Exercise brief: Omit every picture, then give all the entries again exactly.

Data extracted from a collection:

━━━━

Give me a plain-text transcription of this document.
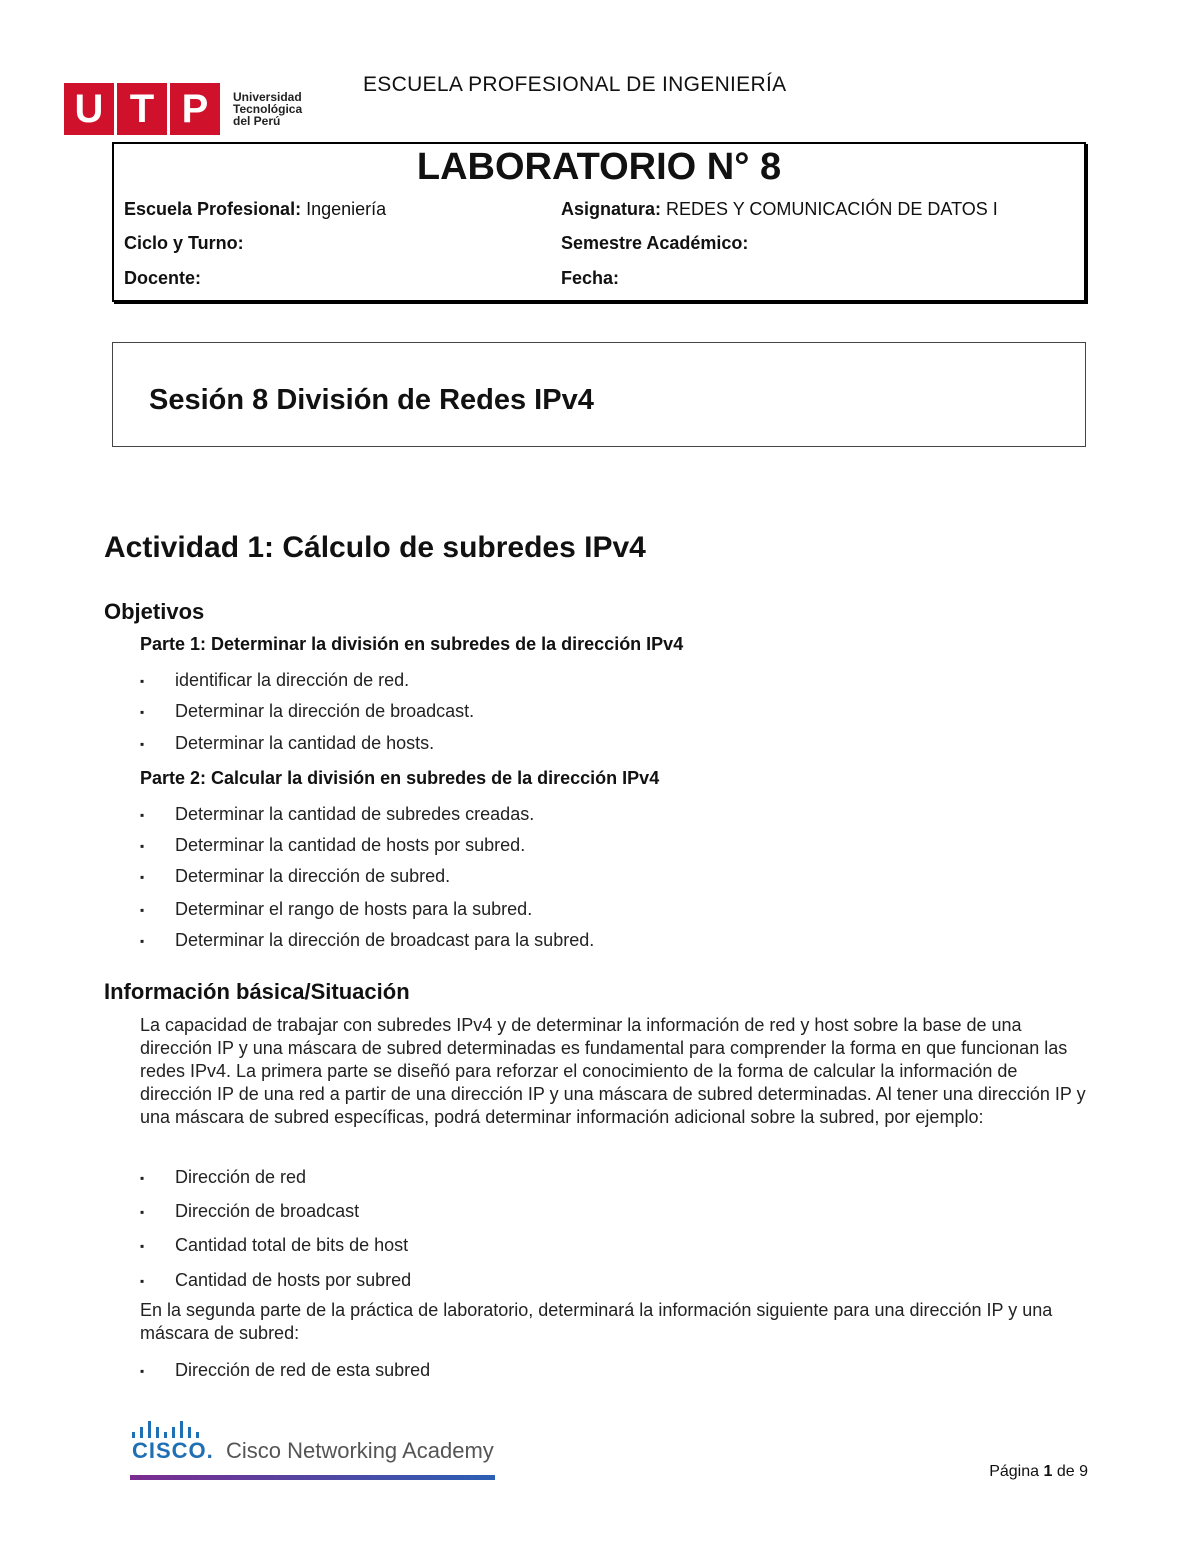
U T P	Universidad
Tecnológica
del Perú
ESCUELA PROFESIONAL DE INGENIERÍA
LABORATORIO N° 8
Escuela Profesional: Ingeniería	Asignatura: REDES Y COMUNICACIÓN DE DATOS I
Ciclo y Turno:	Semestre Académico:
Docente:	Fecha:
Sesión 8 División de Redes IPv4
Actividad 1: Cálculo de subredes IPv4
Objetivos
Parte 1: Determinar la división en subredes de la dirección IPv4
▪ identificar la dirección de red.
▪ Determinar la dirección de broadcast.
▪ Determinar la cantidad de hosts.
Parte 2: Calcular la división en subredes de la dirección IPv4
▪ Determinar la cantidad de subredes creadas.
▪ Determinar la cantidad de hosts por subred.
▪ Determinar la dirección de subred.
▪ Determinar el rango de hosts para la subred.
▪ Determinar la dirección de broadcast para la subred.
Información básica/Situación
La capacidad de trabajar con subredes IPv4 y de determinar la información de red y host sobre la base de una dirección IP y una máscara de subred determinadas es fundamental para comprender la forma en que funcionan las redes IPv4. La primera parte se diseñó para reforzar el conocimiento de la forma de calcular la información de dirección IP de una red a partir de una dirección IP y una máscara de subred determinadas. Al tener una dirección IP y una máscara de subred específicas, podrá determinar información adicional sobre la subred, por ejemplo:
▪ Dirección de red
▪ Dirección de broadcast
▪ Cantidad total de bits de host
▪ Cantidad de hosts por subred
En la segunda parte de la práctica de laboratorio, determinará la información siguiente para una dirección IP y una máscara de subred:
▪ Dirección de red de esta subred
CISCO. Cisco Networking Academy
Página 1 de 9
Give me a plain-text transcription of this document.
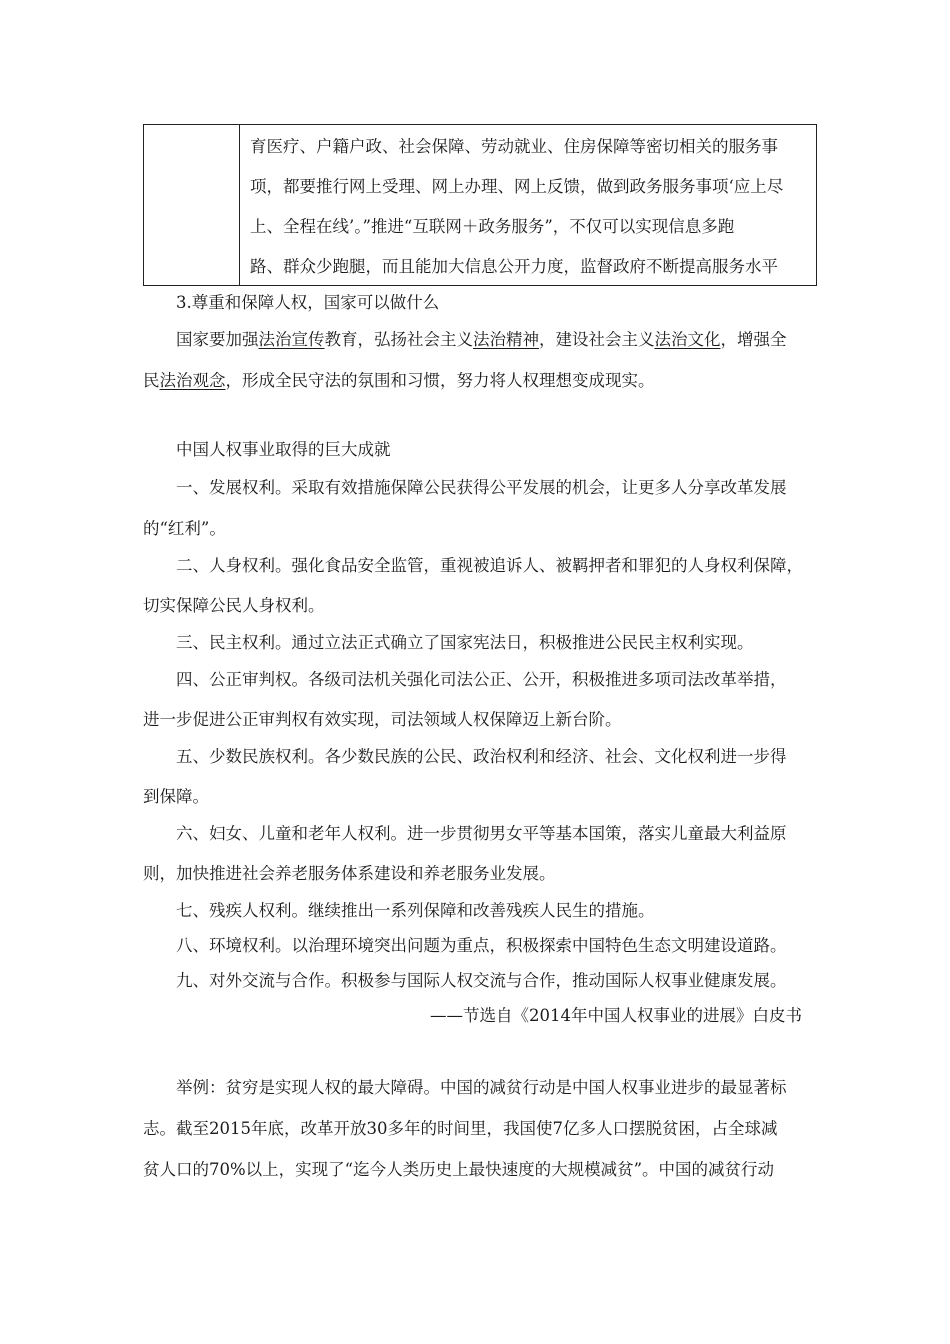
育医疗、户籍户政、社会保障、劳动就业、住房保障等密切相关的服务事
项，都要推行网上受理、网上办理、网上反馈，做到政务服务事项‘应上尽
上、全程在线’。”推进“互联网＋政务服务”，不仅可以实现信息多跑
路、群众少跑腿，而且能加大信息公开力度，监督政府不断提高服务水平
3.尊重和保障人权，国家可以做什么
国家要加强法治宣传教育，弘扬社会主义法治精神，建设社会主义法治文化，增强全
民法治观念，形成全民守法的氛围和习惯，努力将人权理想变成现实。
中国人权事业取得的巨大成就
一、发展权利。采取有效措施保障公民获得公平发展的机会，让更多人分享改革发展
的“红利”。
二、人身权利。强化食品安全监管，重视被追诉人、被羁押者和罪犯的人身权利保障，
切实保障公民人身权利。
三、民主权利。通过立法正式确立了国家宪法日，积极推进公民民主权利实现。
四、公正审判权。各级司法机关强化司法公正、公开，积极推进多项司法改革举措，
进一步促进公正审判权有效实现，司法领域人权保障迈上新台阶。
五、少数民族权利。各少数民族的公民、政治权利和经济、社会、文化权利进一步得
到保障。
六、妇女、儿童和老年人权利。进一步贯彻男女平等基本国策，落实儿童最大利益原
则，加快推进社会养老服务体系建设和养老服务业发展。
七、残疾人权利。继续推出一系列保障和改善残疾人民生的措施。
八、环境权利。以治理环境突出问题为重点，积极探索中国特色生态文明建设道路。
九、对外交流与合作。积极参与国际人权交流与合作，推动国际人权事业健康发展。
——节选自《2014年中国人权事业的进展》白皮书
举例：贫穷是实现人权的最大障碍。中国的减贫行动是中国人权事业进步的最显著标
志。截至2015年底，改革开放30多年的时间里，我国使7亿多人口摆脱贫困，占全球减
贫人口的70%以上，实现了“迄今人类历史上最快速度的大规模减贫”。中国的减贫行动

━━━━

Written solution:
Give me a plain-text transcription of this document.
U T P	Universidad
Tecnológica
del Perú
ESCUELA PROFESIONAL DE INGENIERÍA
LABORATORIO N° 8
Escuela Profesional: Ingeniería	Asignatura: REDES Y COMUNICACIÓN DE DATOS I
Ciclo y Turno:	Semestre Académico:
Docente:	Fecha:
Sesión 8 División de Redes IPv4
Actividad 1: Cálculo de subredes IPv4
Objetivos
Parte 1: Determinar la división en subredes de la dirección IPv4
▪ identificar la dirección de red.
▪ Determinar la dirección de broadcast.
▪ Determinar la cantidad de hosts.
Parte 2: Calcular la división en subredes de la dirección IPv4
▪ Determinar la cantidad de subredes creadas.
▪ Determinar la cantidad de hosts por subred.
▪ Determinar la dirección de subred.
▪ Determinar el rango de hosts para la subred.
▪ Determinar la dirección de broadcast para la subred.
Información básica/Situación
La capacidad de trabajar con subredes IPv4 y de determinar la información de red y host sobre la base de una dirección IP y una máscara de subred determinadas es fundamental para comprender la forma en que funcionan las redes IPv4. La primera parte se diseñó para reforzar el conocimiento de la forma de calcular la información de dirección IP de una red a partir de una dirección IP y una máscara de subred determinadas. Al tener una dirección IP y una máscara de subred específicas, podrá determinar información adicional sobre la subred, por ejemplo:
▪ Dirección de red
▪ Dirección de broadcast
▪ Cantidad total de bits de host
▪ Cantidad de hosts por subred
En la segunda parte de la práctica de laboratorio, determinará la información siguiente para una dirección IP y una máscara de subred:
▪ Dirección de red de esta subred
CISCO. Cisco Networking Academy
Página 1 de 9
Give me a plain-text transcription of this document.
育医疗、户籍户政、社会保障、劳动就业、住房保障等密切相关的服务事
项，都要推行网上受理、网上办理、网上反馈，做到政务服务事项‘应上尽
上、全程在线’。”推进“互联网＋政务服务”，不仅可以实现信息多跑
路、群众少跑腿，而且能加大信息公开力度，监督政府不断提高服务水平
3.尊重和保障人权，国家可以做什么
国家要加强法治宣传教育，弘扬社会主义法治精神，建设社会主义法治文化，增强全
民法治观念，形成全民守法的氛围和习惯，努力将人权理想变成现实。
中国人权事业取得的巨大成就
一、发展权利。采取有效措施保障公民获得公平发展的机会，让更多人分享改革发展
的“红利”。
二、人身权利。强化食品安全监管，重视被追诉人、被羁押者和罪犯的人身权利保障，
切实保障公民人身权利。
三、民主权利。通过立法正式确立了国家宪法日，积极推进公民民主权利实现。
四、公正审判权。各级司法机关强化司法公正、公开，积极推进多项司法改革举措，
进一步促进公正审判权有效实现，司法领域人权保障迈上新台阶。
五、少数民族权利。各少数民族的公民、政治权利和经济、社会、文化权利进一步得
到保障。
六、妇女、儿童和老年人权利。进一步贯彻男女平等基本国策，落实儿童最大利益原
则，加快推进社会养老服务体系建设和养老服务业发展。
七、残疾人权利。继续推出一系列保障和改善残疾人民生的措施。
八、环境权利。以治理环境突出问题为重点，积极探索中国特色生态文明建设道路。
九、对外交流与合作。积极参与国际人权交流与合作，推动国际人权事业健康发展。
——节选自《2014年中国人权事业的进展》白皮书
举例：贫穷是实现人权的最大障碍。中国的减贫行动是中国人权事业进步的最显著标
志。截至2015年底，改革开放30多年的时间里，我国使7亿多人口摆脱贫困，占全球减
贫人口的70%以上，实现了“迄今人类历史上最快速度的大规模减贫”。中国的减贫行动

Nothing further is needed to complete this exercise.